- _Material shown_
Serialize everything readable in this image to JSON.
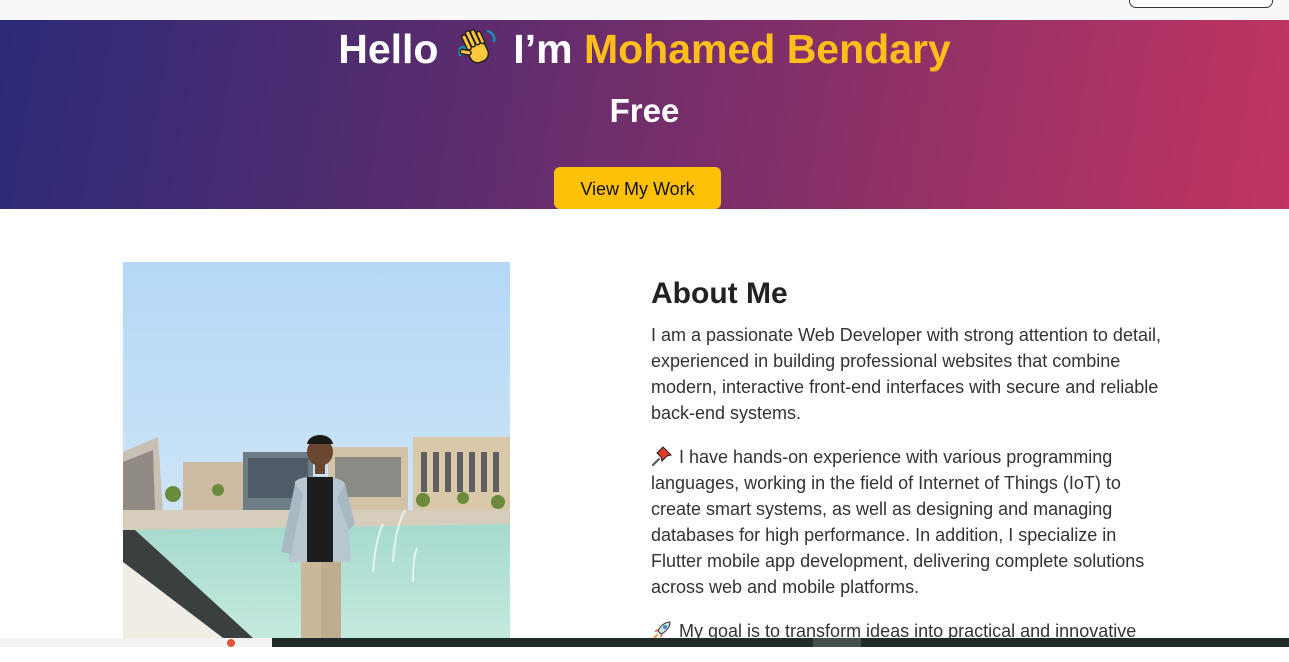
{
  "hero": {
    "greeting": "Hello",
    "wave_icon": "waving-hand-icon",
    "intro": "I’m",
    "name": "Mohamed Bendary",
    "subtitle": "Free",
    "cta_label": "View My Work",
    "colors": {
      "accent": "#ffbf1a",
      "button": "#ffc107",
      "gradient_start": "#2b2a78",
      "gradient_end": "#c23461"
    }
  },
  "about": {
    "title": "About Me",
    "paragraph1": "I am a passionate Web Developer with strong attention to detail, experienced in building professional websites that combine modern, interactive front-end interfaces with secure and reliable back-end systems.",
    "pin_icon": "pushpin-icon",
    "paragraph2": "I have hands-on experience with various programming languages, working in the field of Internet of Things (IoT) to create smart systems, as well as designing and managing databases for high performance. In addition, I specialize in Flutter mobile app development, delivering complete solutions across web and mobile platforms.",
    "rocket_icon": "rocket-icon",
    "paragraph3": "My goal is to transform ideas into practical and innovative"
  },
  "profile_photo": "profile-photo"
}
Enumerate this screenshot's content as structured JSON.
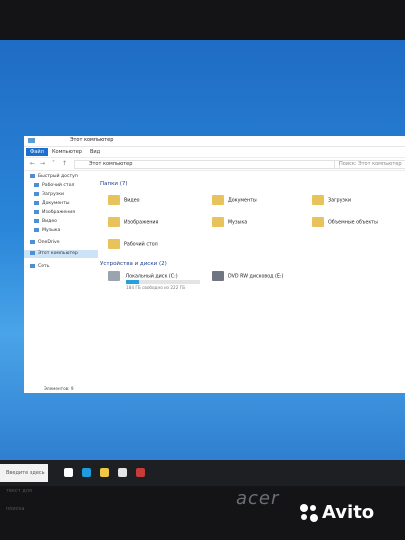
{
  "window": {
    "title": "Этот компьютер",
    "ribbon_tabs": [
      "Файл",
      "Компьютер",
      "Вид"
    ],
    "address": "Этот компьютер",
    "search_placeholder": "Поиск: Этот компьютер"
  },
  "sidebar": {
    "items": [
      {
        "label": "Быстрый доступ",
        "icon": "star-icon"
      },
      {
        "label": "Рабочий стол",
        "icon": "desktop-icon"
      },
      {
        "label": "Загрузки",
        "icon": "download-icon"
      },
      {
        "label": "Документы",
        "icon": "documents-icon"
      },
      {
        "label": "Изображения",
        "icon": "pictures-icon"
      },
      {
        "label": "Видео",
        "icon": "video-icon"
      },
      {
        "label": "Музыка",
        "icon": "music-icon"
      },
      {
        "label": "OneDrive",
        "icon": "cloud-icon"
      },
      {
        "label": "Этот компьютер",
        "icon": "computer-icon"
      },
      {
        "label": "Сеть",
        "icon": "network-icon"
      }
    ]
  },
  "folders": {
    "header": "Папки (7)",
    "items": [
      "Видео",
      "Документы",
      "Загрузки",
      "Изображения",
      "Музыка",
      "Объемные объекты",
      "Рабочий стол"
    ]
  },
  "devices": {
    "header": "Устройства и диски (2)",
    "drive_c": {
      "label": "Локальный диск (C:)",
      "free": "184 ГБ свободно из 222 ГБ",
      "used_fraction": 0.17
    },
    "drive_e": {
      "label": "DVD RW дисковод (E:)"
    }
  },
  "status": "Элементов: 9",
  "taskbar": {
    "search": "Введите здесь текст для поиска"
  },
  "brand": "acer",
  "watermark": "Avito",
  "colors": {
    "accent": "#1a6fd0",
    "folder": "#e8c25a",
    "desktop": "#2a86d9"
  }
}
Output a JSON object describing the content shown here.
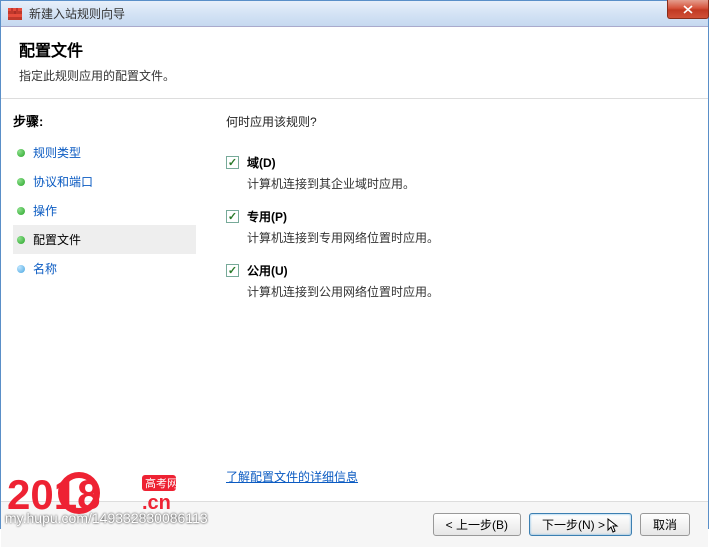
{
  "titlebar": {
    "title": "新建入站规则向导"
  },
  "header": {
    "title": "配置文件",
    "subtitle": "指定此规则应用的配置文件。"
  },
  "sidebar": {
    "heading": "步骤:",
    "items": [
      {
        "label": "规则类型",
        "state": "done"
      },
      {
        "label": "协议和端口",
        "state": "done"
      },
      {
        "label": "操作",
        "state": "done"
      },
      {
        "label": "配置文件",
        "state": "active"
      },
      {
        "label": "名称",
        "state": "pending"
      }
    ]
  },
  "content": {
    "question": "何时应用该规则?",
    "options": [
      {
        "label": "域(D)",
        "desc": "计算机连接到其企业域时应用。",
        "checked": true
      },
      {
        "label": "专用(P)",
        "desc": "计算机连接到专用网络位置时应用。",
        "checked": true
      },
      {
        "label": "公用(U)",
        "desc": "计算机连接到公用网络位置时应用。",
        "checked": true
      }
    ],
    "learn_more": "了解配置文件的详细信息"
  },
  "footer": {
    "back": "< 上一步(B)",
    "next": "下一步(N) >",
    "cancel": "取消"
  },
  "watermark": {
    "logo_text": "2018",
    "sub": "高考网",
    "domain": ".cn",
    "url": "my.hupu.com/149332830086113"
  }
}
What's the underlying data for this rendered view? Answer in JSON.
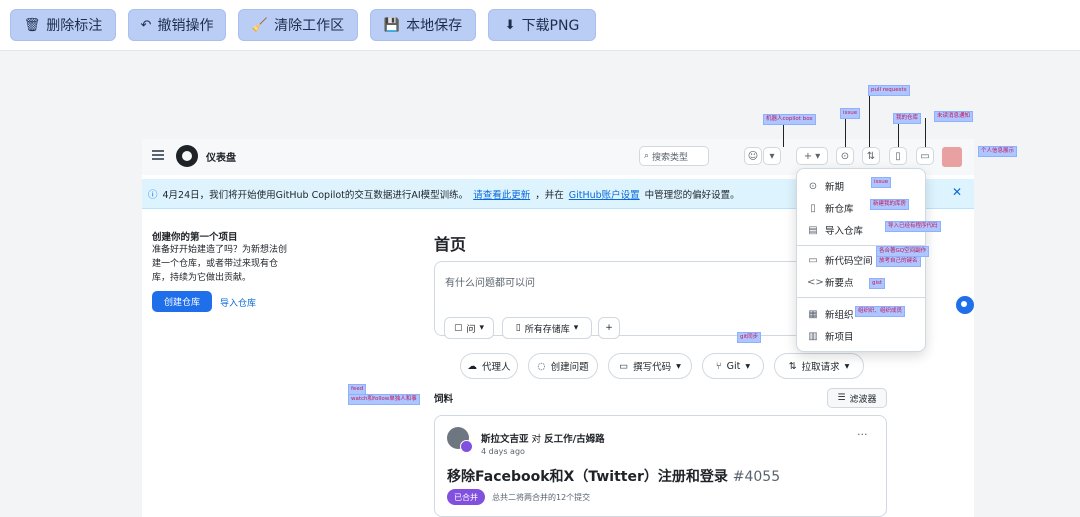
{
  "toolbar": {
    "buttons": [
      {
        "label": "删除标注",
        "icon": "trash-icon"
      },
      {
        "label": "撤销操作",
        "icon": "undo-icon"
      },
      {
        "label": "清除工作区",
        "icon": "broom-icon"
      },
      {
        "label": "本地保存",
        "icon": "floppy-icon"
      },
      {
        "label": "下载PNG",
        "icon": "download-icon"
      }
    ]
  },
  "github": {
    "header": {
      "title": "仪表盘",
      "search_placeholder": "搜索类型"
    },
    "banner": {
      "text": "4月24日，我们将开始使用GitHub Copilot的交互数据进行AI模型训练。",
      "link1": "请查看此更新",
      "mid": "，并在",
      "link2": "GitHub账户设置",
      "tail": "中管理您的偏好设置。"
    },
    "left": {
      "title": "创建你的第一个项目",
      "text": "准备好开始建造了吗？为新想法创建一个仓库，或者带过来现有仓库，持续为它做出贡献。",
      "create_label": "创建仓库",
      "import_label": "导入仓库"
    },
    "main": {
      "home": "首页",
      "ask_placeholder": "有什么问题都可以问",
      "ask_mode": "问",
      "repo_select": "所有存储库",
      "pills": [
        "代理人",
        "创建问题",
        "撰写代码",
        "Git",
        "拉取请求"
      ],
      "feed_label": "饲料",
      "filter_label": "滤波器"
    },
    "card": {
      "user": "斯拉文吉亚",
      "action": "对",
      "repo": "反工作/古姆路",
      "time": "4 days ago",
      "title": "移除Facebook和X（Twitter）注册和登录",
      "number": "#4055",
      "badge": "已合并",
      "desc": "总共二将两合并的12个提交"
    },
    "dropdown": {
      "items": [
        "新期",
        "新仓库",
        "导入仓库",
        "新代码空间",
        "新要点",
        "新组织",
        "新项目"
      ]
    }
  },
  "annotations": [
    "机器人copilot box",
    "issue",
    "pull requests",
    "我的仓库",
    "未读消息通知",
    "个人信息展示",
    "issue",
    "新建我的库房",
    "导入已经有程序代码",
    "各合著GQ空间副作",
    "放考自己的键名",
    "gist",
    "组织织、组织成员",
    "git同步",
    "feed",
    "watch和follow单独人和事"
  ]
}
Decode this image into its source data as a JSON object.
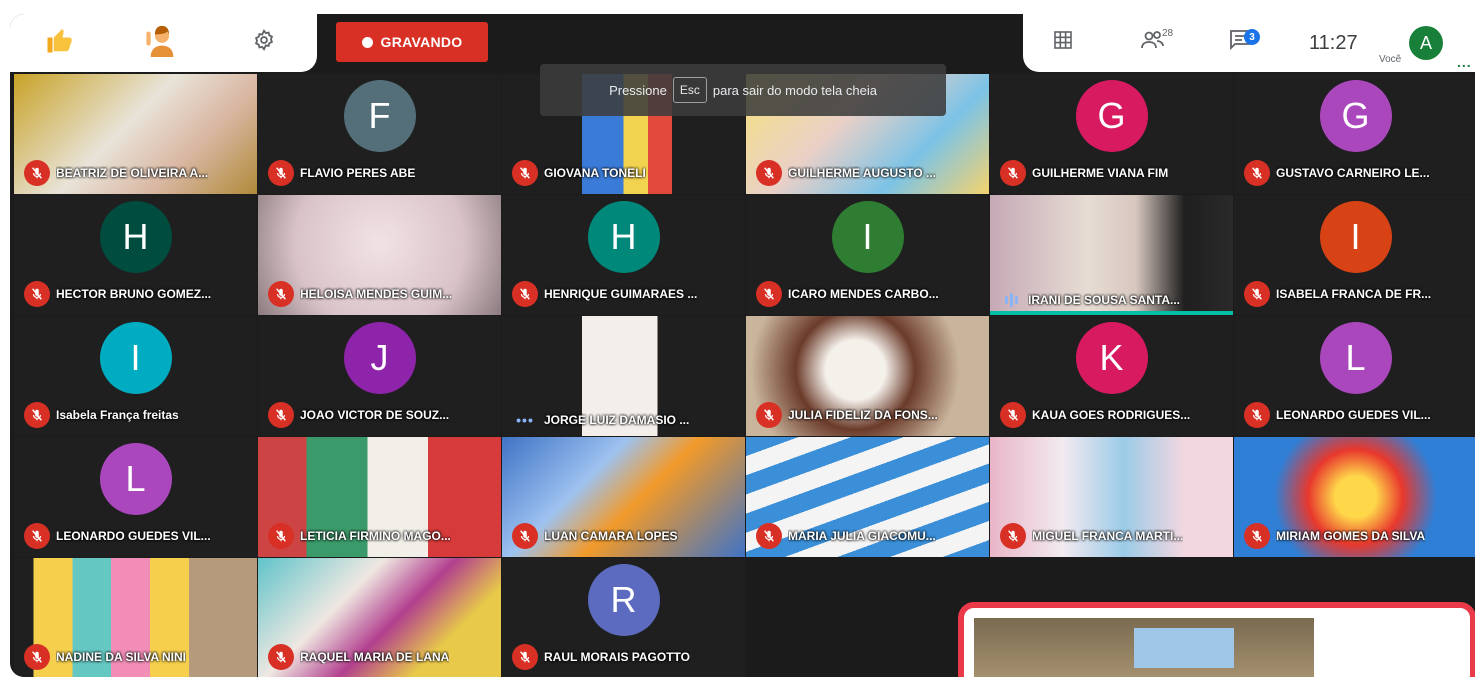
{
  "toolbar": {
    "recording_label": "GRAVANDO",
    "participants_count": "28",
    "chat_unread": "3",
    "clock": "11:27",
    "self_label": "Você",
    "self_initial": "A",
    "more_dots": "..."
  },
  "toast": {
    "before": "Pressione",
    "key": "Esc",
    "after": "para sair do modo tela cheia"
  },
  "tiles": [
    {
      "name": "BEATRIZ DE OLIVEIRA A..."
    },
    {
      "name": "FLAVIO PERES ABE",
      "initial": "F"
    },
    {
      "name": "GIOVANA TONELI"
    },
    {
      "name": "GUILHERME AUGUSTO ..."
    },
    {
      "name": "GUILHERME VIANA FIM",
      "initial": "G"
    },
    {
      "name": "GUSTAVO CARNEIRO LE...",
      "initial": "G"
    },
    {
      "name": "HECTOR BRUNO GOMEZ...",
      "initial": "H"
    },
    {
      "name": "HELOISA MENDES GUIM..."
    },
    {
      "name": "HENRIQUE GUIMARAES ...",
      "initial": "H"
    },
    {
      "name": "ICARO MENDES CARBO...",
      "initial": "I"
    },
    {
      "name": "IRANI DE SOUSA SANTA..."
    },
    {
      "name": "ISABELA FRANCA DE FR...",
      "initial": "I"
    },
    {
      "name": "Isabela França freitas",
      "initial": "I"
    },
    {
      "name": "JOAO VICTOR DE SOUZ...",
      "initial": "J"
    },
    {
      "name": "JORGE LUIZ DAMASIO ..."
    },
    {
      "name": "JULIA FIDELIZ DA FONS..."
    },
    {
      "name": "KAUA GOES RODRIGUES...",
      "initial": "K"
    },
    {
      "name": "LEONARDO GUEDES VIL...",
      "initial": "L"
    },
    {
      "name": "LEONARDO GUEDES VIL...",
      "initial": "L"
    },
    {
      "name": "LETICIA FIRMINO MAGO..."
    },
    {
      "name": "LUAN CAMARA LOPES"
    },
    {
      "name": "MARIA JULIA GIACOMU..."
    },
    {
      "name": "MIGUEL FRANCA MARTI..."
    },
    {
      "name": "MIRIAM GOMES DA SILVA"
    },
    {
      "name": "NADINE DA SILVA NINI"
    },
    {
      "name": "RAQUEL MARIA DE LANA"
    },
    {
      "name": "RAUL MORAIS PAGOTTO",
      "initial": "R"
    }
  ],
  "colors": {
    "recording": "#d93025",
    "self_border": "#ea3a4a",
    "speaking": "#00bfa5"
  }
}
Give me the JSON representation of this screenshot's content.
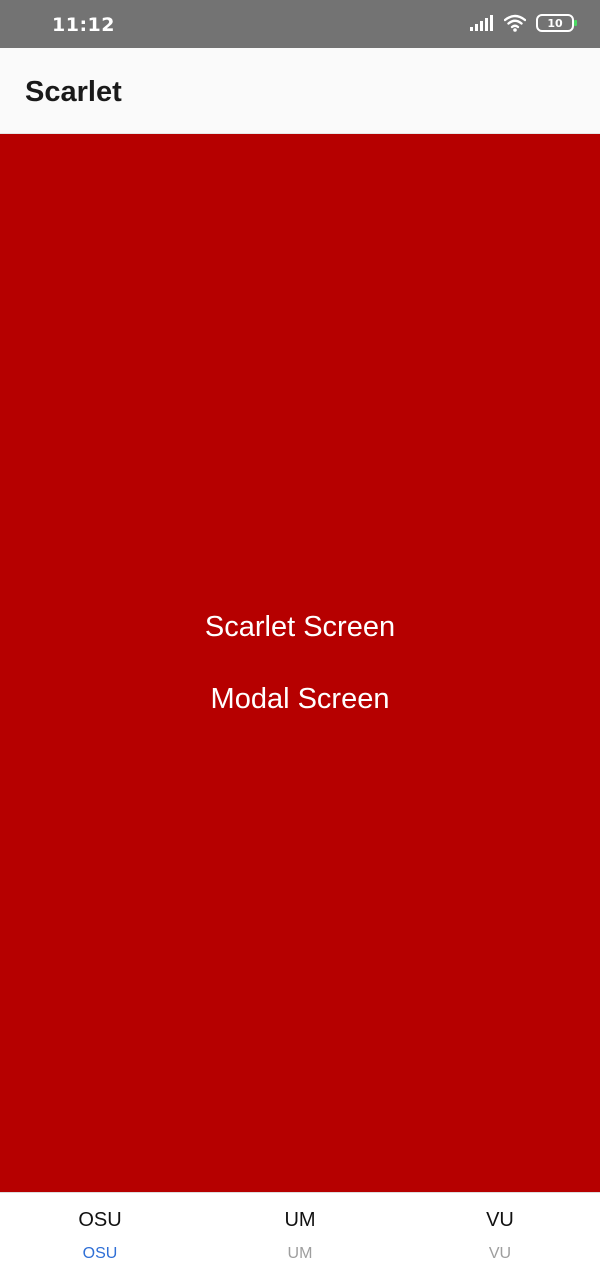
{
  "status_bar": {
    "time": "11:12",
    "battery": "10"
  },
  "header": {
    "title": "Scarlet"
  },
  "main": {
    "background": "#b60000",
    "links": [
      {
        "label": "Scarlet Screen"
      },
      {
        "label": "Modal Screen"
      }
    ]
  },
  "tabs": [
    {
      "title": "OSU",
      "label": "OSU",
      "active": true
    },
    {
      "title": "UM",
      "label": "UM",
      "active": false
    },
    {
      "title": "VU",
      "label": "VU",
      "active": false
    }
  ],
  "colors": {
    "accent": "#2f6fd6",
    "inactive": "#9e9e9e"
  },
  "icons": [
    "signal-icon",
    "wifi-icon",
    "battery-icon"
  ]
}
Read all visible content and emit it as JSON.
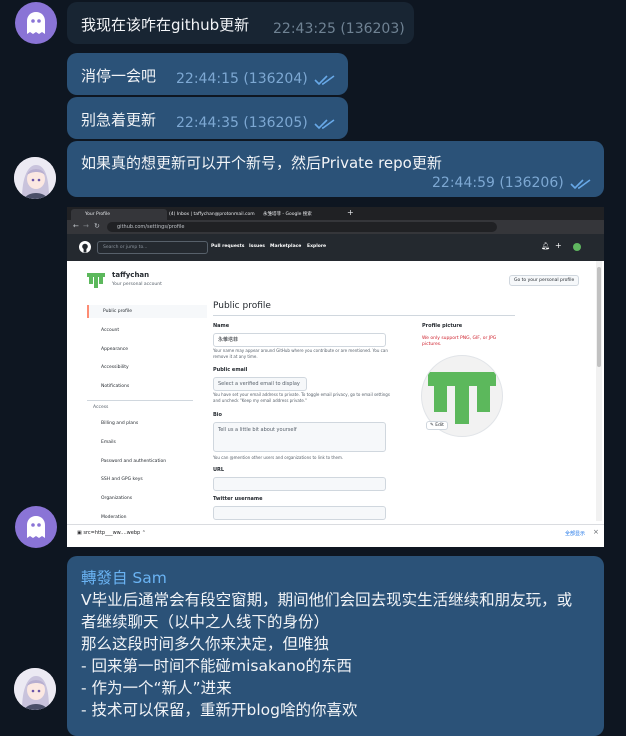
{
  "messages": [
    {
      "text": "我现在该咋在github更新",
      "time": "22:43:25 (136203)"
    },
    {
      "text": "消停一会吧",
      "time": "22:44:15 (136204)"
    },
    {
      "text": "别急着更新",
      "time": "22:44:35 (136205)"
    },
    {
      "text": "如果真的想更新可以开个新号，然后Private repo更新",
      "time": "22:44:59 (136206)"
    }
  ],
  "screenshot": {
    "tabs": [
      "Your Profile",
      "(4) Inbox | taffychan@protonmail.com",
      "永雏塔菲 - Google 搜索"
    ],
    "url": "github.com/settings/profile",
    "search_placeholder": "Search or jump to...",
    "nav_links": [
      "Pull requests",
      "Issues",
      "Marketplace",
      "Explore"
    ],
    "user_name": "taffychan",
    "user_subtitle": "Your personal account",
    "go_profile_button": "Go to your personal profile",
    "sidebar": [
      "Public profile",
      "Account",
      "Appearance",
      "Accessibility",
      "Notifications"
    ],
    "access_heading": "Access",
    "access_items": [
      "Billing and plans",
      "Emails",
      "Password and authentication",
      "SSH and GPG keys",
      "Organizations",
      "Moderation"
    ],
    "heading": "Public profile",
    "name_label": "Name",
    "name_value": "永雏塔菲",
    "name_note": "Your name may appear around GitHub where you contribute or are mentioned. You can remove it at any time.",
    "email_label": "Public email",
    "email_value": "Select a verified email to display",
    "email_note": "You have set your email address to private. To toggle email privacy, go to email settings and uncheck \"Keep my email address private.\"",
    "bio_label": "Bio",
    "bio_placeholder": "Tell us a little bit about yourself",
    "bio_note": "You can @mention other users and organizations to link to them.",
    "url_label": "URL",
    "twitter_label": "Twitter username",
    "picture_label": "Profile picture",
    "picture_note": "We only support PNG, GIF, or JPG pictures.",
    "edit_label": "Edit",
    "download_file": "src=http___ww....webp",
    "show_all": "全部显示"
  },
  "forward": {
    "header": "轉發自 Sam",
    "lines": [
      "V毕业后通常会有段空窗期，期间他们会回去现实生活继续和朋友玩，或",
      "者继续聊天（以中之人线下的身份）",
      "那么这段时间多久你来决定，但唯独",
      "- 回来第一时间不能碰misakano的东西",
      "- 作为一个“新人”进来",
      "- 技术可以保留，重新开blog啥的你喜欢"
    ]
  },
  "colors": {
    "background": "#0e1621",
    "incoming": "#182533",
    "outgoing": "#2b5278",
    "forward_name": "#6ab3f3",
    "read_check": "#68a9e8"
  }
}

- _What to do_
Going through the records above, state how many lines carry "time", with no other text.

- _Solution for this task_
7